» **GOAL OF THE EXERCISE**
Write out the whole listing, matching it exactly.

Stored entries
----

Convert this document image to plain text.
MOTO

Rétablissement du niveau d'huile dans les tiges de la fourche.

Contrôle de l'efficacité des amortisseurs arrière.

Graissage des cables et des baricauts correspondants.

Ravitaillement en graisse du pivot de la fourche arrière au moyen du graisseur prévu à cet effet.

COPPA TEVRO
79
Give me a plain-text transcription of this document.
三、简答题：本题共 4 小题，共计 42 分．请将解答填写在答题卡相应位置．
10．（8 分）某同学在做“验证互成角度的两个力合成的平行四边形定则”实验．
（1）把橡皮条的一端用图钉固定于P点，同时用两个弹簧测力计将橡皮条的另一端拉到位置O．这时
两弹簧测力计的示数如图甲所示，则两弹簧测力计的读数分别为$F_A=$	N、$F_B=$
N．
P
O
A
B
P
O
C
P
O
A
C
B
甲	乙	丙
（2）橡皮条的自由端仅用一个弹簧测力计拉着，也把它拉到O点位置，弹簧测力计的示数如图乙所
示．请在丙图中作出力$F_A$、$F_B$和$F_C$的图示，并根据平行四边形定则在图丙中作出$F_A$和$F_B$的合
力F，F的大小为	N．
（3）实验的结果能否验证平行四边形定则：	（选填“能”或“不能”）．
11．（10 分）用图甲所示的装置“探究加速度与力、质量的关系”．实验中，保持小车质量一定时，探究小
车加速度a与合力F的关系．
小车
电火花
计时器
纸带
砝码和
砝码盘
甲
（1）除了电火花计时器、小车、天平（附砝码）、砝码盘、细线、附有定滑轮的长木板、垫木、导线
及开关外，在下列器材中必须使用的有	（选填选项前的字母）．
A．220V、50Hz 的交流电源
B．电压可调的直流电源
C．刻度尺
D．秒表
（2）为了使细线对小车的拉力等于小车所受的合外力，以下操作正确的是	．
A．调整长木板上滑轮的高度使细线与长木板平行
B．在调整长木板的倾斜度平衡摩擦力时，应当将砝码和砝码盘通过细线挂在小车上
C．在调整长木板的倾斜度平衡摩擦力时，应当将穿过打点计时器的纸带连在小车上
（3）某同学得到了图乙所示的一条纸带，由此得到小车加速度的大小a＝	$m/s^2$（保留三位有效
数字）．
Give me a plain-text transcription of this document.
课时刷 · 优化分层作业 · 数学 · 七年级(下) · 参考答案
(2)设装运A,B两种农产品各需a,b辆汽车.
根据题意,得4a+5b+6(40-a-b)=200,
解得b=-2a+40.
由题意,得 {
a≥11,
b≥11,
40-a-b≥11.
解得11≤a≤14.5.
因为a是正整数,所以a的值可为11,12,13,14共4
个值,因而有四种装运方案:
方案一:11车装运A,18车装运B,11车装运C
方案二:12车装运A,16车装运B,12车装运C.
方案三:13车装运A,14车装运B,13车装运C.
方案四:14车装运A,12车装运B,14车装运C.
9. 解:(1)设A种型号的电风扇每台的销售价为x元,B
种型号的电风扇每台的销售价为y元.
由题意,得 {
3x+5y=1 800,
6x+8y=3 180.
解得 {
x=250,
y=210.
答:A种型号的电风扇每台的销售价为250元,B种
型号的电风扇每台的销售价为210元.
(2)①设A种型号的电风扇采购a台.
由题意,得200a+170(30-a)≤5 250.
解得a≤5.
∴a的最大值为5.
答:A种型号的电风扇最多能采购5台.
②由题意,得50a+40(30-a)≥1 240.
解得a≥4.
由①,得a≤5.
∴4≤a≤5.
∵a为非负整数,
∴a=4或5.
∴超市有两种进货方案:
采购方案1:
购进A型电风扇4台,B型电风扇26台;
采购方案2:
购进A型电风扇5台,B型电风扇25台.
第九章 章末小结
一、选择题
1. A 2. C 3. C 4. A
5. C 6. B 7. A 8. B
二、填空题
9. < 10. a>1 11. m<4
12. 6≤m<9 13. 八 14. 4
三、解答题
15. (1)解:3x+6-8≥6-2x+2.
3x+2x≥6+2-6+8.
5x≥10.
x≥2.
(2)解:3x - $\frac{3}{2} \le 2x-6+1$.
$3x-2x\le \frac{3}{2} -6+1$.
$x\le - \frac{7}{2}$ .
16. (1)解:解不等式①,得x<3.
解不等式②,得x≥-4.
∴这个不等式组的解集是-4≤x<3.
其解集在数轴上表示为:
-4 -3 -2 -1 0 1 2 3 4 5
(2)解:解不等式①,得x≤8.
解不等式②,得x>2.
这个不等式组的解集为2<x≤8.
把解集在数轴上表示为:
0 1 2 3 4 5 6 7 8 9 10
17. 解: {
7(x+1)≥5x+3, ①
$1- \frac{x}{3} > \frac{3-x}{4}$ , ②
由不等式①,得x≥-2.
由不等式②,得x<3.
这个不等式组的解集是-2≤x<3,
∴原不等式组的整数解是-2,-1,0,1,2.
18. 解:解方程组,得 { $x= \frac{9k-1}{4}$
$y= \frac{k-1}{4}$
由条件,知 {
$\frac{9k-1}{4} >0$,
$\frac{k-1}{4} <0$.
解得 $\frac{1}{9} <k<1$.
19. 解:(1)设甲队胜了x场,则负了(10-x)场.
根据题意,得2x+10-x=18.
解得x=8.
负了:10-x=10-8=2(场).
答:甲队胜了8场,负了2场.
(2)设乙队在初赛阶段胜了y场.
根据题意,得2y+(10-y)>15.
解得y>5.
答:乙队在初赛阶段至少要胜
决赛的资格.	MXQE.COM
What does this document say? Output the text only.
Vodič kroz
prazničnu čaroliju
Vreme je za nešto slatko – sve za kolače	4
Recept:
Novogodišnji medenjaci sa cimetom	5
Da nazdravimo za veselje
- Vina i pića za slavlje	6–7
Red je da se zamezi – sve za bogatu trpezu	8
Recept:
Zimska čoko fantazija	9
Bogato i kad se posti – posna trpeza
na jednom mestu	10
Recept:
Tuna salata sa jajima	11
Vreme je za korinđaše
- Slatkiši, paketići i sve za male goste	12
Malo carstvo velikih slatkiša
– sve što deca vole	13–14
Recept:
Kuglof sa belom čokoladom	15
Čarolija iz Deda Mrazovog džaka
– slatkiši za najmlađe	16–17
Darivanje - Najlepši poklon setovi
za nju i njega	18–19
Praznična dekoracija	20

----

» **FINAL ANSWER**
Convert this document image to plain text.
MOTO

Rétablissement du niveau d'huile dans les tiges de la fourche.

Contrôle de l'efficacité des amortisseurs arrière.

Graissage des cables et des baricauts correspondants.

Ravitaillement en graisse du pivot de la fourche arrière au moyen du graisseur prévu à cet effet.

COPPA TEVRO
79
Give me a plain-text transcription of this document.
三、简答题：本题共 4 小题，共计 42 分．请将解答填写在答题卡相应位置．
10．（8 分）某同学在做“验证互成角度的两个力合成的平行四边形定则”实验．
（1）把橡皮条的一端用图钉固定于P点，同时用两个弹簧测力计将橡皮条的另一端拉到位置O．这时
两弹簧测力计的示数如图甲所示，则两弹簧测力计的读数分别为$F_A=$	N、$F_B=$
N．
P
O
A
B
P
O
C
P
O
A
C
B
甲	乙	丙
（2）橡皮条的自由端仅用一个弹簧测力计拉着，也把它拉到O点位置，弹簧测力计的示数如图乙所
示．请在丙图中作出力$F_A$、$F_B$和$F_C$的图示，并根据平行四边形定则在图丙中作出$F_A$和$F_B$的合
力F，F的大小为	N．
（3）实验的结果能否验证平行四边形定则：	（选填“能”或“不能”）．
11．（10 分）用图甲所示的装置“探究加速度与力、质量的关系”．实验中，保持小车质量一定时，探究小
车加速度a与合力F的关系．
小车
电火花
计时器
纸带
砝码和
砝码盘
甲
（1）除了电火花计时器、小车、天平（附砝码）、砝码盘、细线、附有定滑轮的长木板、垫木、导线
及开关外，在下列器材中必须使用的有	（选填选项前的字母）．
A．220V、50Hz 的交流电源
B．电压可调的直流电源
C．刻度尺
D．秒表
（2）为了使细线对小车的拉力等于小车所受的合外力，以下操作正确的是	．
A．调整长木板上滑轮的高度使细线与长木板平行
B．在调整长木板的倾斜度平衡摩擦力时，应当将砝码和砝码盘通过细线挂在小车上
C．在调整长木板的倾斜度平衡摩擦力时，应当将穿过打点计时器的纸带连在小车上
（3）某同学得到了图乙所示的一条纸带，由此得到小车加速度的大小a＝	$m/s^2$（保留三位有效
数字）．
Give me a plain-text transcription of this document.
课时刷 · 优化分层作业 · 数学 · 七年级(下) · 参考答案
(2)设装运A,B两种农产品各需a,b辆汽车.
根据题意,得4a+5b+6(40-a-b)=200,
解得b=-2a+40.
由题意,得 {
a≥11,
b≥11,
40-a-b≥11.
解得11≤a≤14.5.
因为a是正整数,所以a的值可为11,12,13,14共4
个值,因而有四种装运方案:
方案一:11车装运A,18车装运B,11车装运C
方案二:12车装运A,16车装运B,12车装运C.
方案三:13车装运A,14车装运B,13车装运C.
方案四:14车装运A,12车装运B,14车装运C.
9. 解:(1)设A种型号的电风扇每台的销售价为x元,B
种型号的电风扇每台的销售价为y元.
由题意,得 {
3x+5y=1 800,
6x+8y=3 180.
解得 {
x=250,
y=210.
答:A种型号的电风扇每台的销售价为250元,B种
型号的电风扇每台的销售价为210元.
(2)①设A种型号的电风扇采购a台.
由题意,得200a+170(30-a)≤5 250.
解得a≤5.
∴a的最大值为5.
答:A种型号的电风扇最多能采购5台.
②由题意,得50a+40(30-a)≥1 240.
解得a≥4.
由①,得a≤5.
∴4≤a≤5.
∵a为非负整数,
∴a=4或5.
∴超市有两种进货方案:
采购方案1:
购进A型电风扇4台,B型电风扇26台;
采购方案2:
购进A型电风扇5台,B型电风扇25台.
第九章 章末小结
一、选择题
1. A 2. C 3. C 4. A
5. C 6. B 7. A 8. B
二、填空题
9. < 10. a>1 11. m<4
12. 6≤m<9 13. 八 14. 4
三、解答题
15. (1)解:3x+6-8≥6-2x+2.
3x+2x≥6+2-6+8.
5x≥10.
x≥2.
(2)解:3x - $\frac{3}{2} \le 2x-6+1$.
$3x-2x\le \frac{3}{2} -6+1$.
$x\le - \frac{7}{2}$ .
16. (1)解:解不等式①,得x<3.
解不等式②,得x≥-4.
∴这个不等式组的解集是-4≤x<3.
其解集在数轴上表示为:
-4 -3 -2 -1 0 1 2 3 4 5
(2)解:解不等式①,得x≤8.
解不等式②,得x>2.
这个不等式组的解集为2<x≤8.
把解集在数轴上表示为:
0 1 2 3 4 5 6 7 8 9 10
17. 解: {
7(x+1)≥5x+3, ①
$1- \frac{x}{3} > \frac{3-x}{4}$ , ②
由不等式①,得x≥-2.
由不等式②,得x<3.
这个不等式组的解集是-2≤x<3,
∴原不等式组的整数解是-2,-1,0,1,2.
18. 解:解方程组,得 { $x= \frac{9k-1}{4}$
$y= \frac{k-1}{4}$
由条件,知 {
$\frac{9k-1}{4} >0$,
$\frac{k-1}{4} <0$.
解得 $\frac{1}{9} <k<1$.
19. 解:(1)设甲队胜了x场,则负了(10-x)场.
根据题意,得2x+10-x=18.
解得x=8.
负了:10-x=10-8=2(场).
答:甲队胜了8场,负了2场.
(2)设乙队在初赛阶段胜了y场.
根据题意,得2y+(10-y)>15.
解得y>5.
答:乙队在初赛阶段至少要胜
决赛的资格.	MXQE.COM
What does this document say? Output the text only.
Vodič kroz
prazničnu čaroliju
Vreme je za nešto slatko – sve za kolače	4
Recept:
Novogodišnji medenjaci sa cimetom	5
Da nazdravimo za veselje
- Vina i pića za slavlje	6–7
Red je da se zamezi – sve za bogatu trpezu	8
Recept:
Zimska čoko fantazija	9
Bogato i kad se posti – posna trpeza
na jednom mestu	10
Recept:
Tuna salata sa jajima	11
Vreme je za korinđaše
- Slatkiši, paketići i sve za male goste	12
Malo carstvo velikih slatkiša
– sve što deca vole	13–14
Recept:
Kuglof sa belom čokoladom	15
Čarolija iz Deda Mrazovog džaka
– slatkiši za najmlađe	16–17
Darivanje - Najlepši poklon setovi
za nju i njega	18–19
Praznična dekoracija	20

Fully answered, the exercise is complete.